From the material below, list every line containing "background".

**RECORDS FOR THIS EXERCISE**.
----

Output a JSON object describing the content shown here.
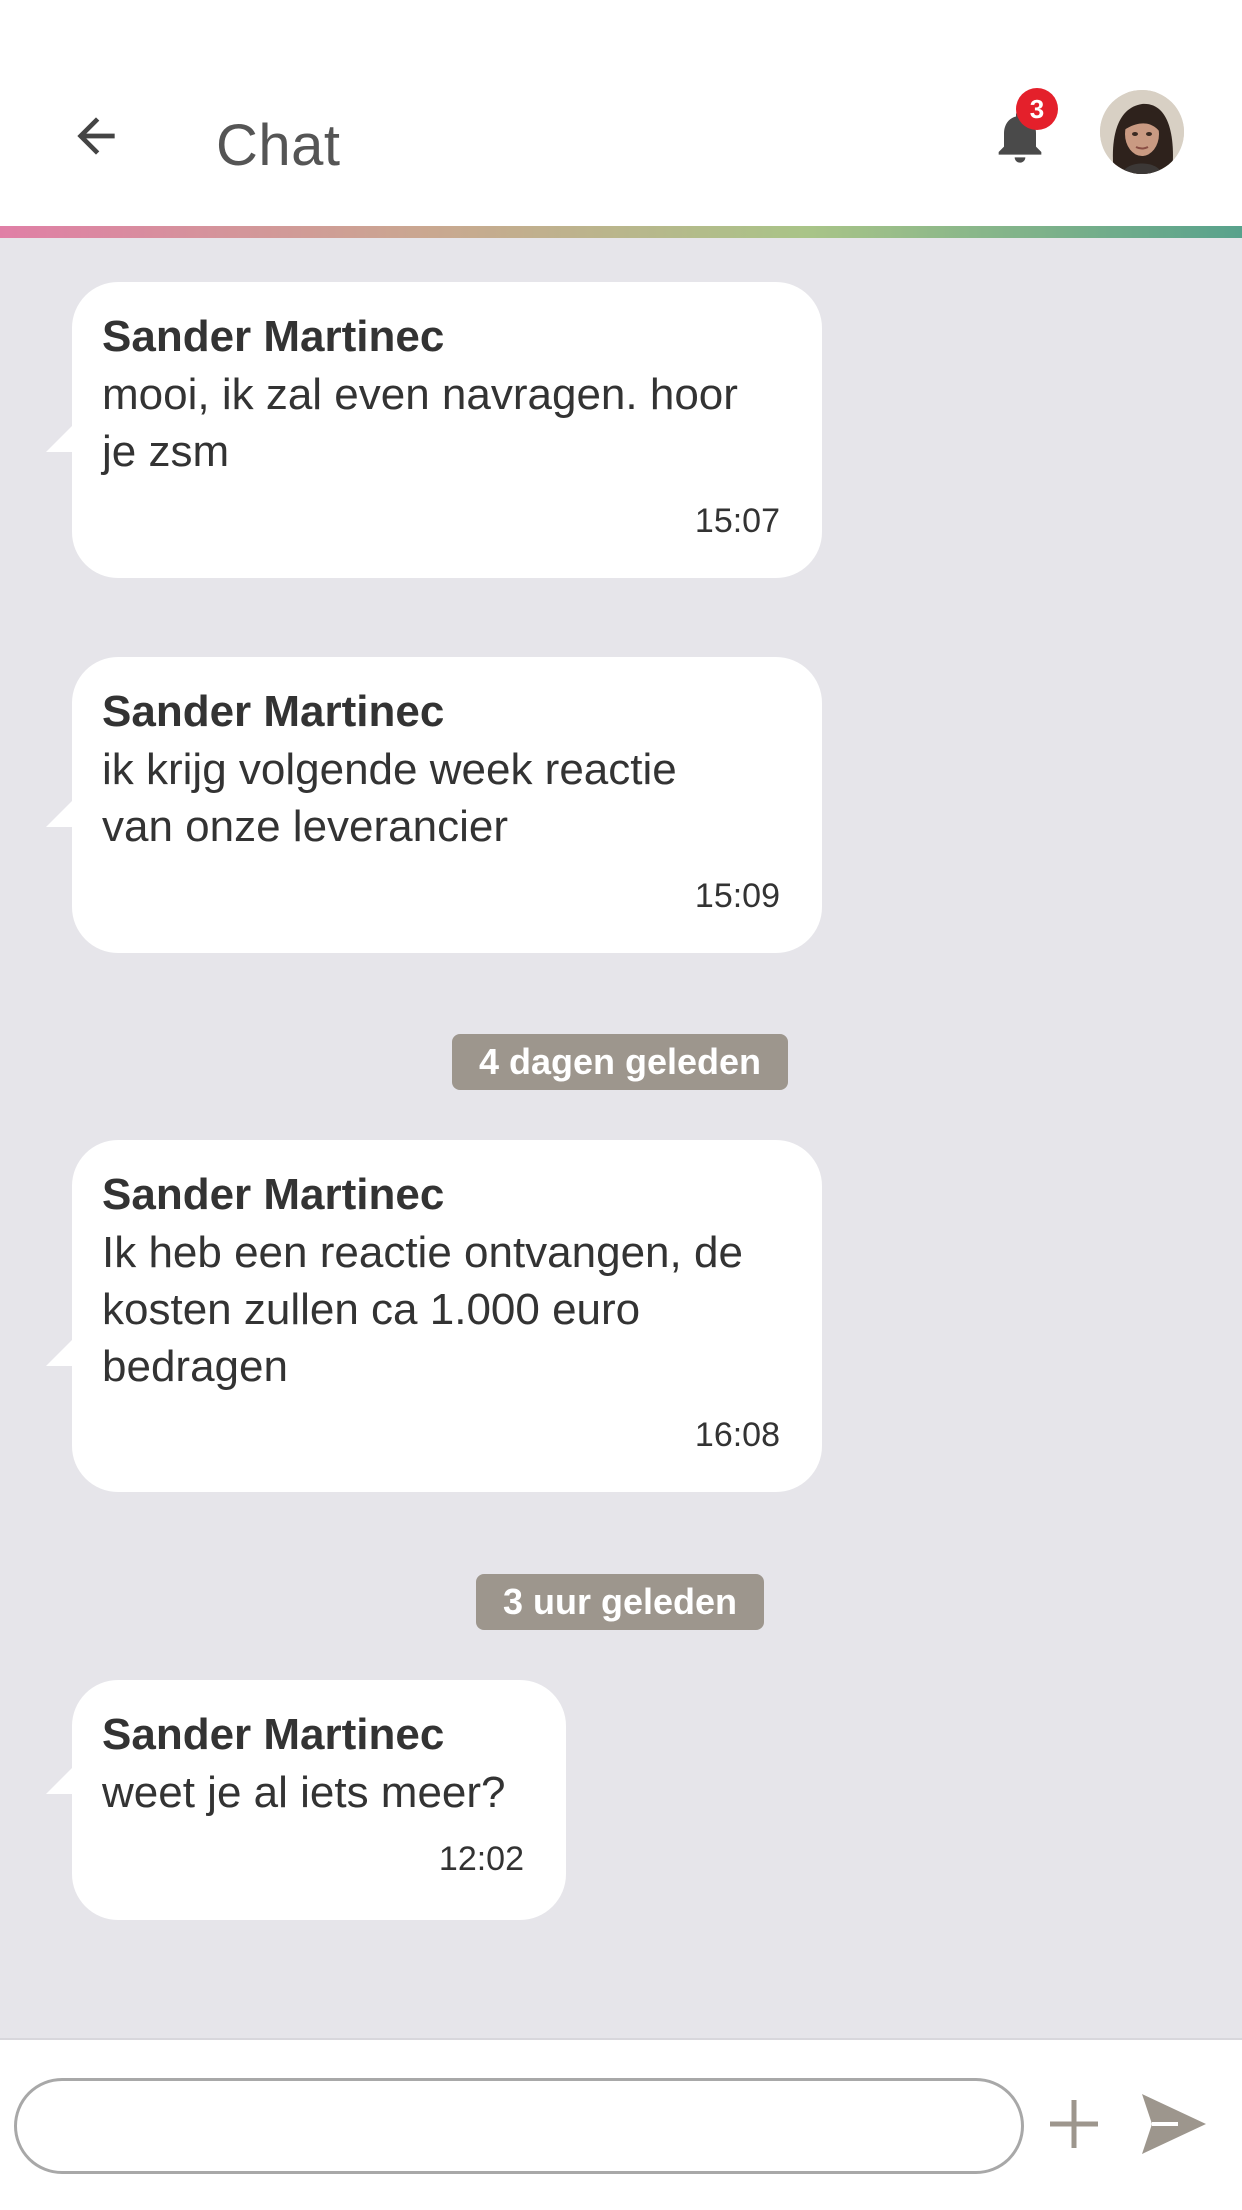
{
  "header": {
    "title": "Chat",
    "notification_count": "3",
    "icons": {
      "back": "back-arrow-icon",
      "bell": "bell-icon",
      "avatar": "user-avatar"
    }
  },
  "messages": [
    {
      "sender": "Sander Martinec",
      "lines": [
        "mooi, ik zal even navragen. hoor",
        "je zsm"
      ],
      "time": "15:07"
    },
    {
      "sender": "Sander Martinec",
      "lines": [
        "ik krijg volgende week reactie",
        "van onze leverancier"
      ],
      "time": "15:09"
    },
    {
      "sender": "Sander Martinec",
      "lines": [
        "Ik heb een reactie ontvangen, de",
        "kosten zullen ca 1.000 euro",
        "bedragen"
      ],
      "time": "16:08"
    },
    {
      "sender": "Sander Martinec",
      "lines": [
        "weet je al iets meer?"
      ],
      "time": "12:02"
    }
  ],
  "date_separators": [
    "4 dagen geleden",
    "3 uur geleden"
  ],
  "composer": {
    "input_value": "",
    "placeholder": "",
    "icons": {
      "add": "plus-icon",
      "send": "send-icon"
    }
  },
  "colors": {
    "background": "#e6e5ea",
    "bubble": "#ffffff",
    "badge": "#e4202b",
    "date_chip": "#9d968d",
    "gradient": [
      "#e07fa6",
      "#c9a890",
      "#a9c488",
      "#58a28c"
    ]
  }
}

----

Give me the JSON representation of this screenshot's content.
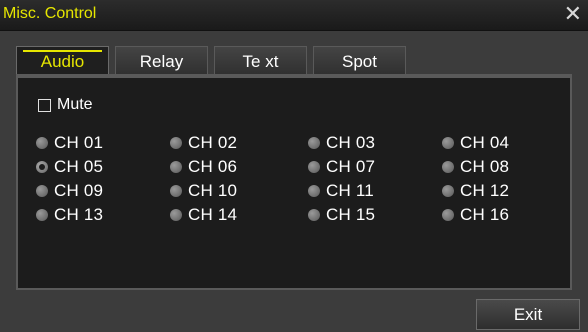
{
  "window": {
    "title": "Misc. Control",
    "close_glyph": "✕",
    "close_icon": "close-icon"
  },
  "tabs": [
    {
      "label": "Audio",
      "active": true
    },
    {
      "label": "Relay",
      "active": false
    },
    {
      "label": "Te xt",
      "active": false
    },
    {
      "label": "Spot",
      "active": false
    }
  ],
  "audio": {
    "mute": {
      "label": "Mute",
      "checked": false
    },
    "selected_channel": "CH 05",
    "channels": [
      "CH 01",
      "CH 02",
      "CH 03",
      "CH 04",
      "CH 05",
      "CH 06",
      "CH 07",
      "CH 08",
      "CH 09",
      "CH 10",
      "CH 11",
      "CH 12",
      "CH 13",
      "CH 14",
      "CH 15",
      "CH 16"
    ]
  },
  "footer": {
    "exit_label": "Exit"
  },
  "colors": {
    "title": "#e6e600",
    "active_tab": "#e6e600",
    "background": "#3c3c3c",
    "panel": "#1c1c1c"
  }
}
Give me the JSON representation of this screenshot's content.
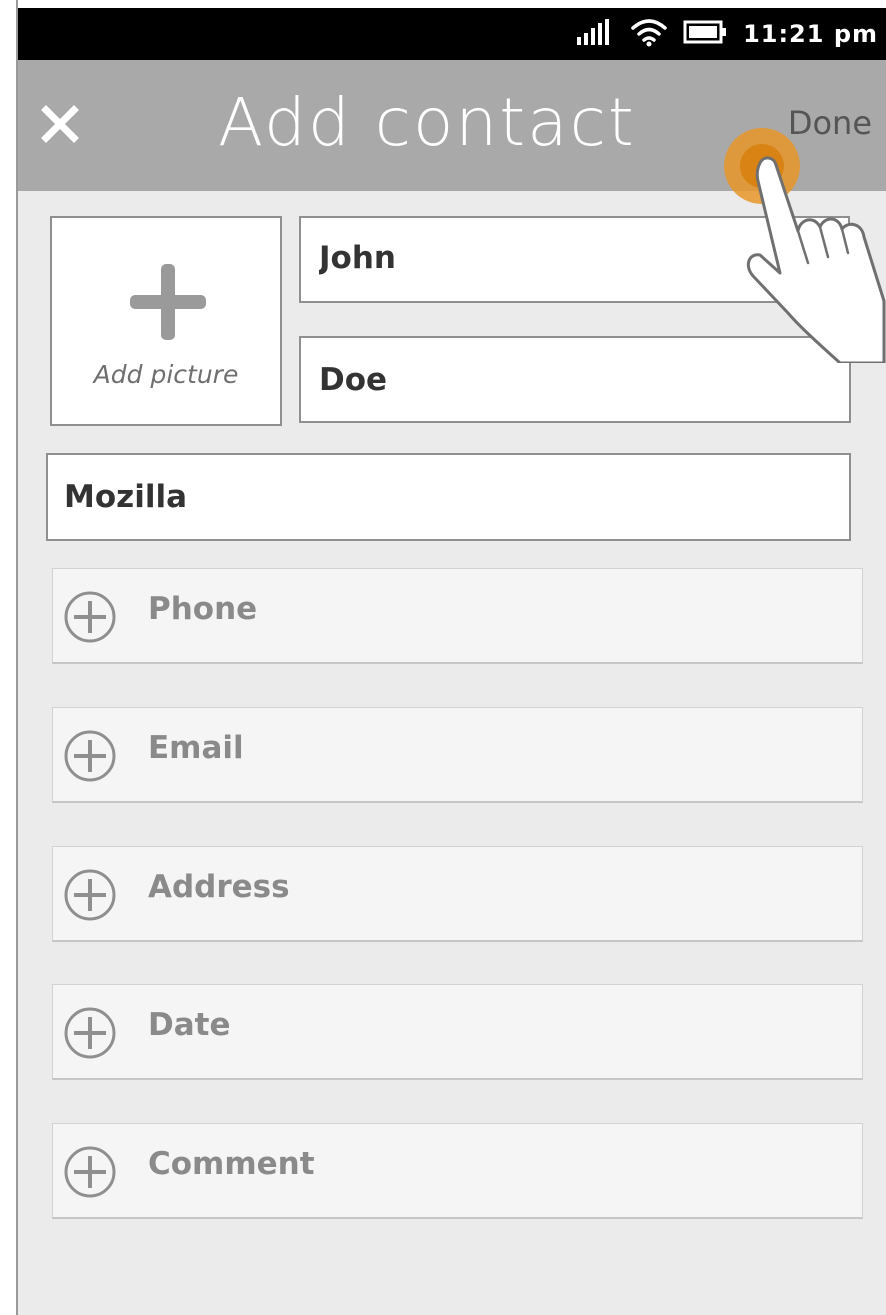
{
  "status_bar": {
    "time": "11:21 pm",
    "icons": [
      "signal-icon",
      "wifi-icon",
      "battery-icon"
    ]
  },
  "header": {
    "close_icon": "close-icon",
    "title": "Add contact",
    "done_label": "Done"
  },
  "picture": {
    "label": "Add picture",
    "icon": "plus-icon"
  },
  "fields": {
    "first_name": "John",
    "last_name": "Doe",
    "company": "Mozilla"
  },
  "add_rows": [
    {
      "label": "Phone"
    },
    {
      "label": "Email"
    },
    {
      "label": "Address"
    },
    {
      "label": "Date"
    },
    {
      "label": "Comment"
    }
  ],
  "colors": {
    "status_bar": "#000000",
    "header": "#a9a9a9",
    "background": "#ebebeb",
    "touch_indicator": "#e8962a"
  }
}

----

**CORRECT RESPONSE**.
    "background": "#e6e5ea",
    "background": "#3c3c3c",
    "background": "#ebebeb",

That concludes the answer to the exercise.